◆ **Written exercise**: Search the listing for "масла" and copy every line where it appears.

Recorded data
[START]

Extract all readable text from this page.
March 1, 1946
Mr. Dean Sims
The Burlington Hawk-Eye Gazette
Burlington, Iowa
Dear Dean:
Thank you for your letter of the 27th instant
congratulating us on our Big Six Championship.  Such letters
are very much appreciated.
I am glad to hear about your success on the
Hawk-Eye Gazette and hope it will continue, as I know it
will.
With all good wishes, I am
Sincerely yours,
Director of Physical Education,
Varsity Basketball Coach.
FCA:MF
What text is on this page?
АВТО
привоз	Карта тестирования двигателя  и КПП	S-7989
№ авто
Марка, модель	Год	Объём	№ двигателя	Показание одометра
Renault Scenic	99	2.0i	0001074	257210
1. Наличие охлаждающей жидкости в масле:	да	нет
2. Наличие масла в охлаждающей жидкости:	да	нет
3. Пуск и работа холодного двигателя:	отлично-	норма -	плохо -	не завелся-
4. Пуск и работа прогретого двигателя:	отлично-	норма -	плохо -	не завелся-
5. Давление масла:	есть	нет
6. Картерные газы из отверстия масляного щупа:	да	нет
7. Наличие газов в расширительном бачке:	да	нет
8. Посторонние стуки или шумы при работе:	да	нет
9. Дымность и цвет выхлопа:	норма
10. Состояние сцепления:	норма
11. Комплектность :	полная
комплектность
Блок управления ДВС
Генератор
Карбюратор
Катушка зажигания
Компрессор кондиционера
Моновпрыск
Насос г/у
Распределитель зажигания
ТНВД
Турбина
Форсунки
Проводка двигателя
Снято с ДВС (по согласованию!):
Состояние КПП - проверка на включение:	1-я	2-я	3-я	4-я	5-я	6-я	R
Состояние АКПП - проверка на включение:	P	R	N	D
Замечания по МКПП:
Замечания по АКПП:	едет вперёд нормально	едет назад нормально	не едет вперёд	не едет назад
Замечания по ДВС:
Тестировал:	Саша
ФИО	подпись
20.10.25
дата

[END]

◆ **Correct answer**:
2. Наличие масла в охлаждающей жидкости:	да	нет
5. Давление масла:	есть	нет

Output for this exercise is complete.